→ REQUIRED TASK
Change "UI component" to "visual element" in the lines of the records below, leaving every other part untouched.

[Coordinate annotation records]
****************

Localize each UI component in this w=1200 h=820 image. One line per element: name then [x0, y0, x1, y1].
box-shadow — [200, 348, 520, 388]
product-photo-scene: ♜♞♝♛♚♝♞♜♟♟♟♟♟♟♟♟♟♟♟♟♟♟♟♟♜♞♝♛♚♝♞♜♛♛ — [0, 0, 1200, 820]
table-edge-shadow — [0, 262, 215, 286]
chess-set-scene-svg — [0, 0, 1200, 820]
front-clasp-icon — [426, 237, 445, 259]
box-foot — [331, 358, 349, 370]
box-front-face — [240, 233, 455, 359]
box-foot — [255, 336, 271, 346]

****************

→ RESULT
Localize each visual element in this w=1200 h=820 image. One line per element: name then [x0, y0, x1, y1].
box-shadow — [200, 348, 520, 388]
product-photo-scene: ♜♞♝♛♚♝♞♜♟♟♟♟♟♟♟♟♟♟♟♟♟♟♟♟♜♞♝♛♚♝♞♜♛♛ — [0, 0, 1200, 820]
table-edge-shadow — [0, 262, 215, 286]
chess-set-scene-svg — [0, 0, 1200, 820]
front-clasp-icon — [426, 237, 445, 259]
box-foot — [331, 358, 349, 370]
box-front-face — [240, 233, 455, 359]
box-foot — [255, 336, 271, 346]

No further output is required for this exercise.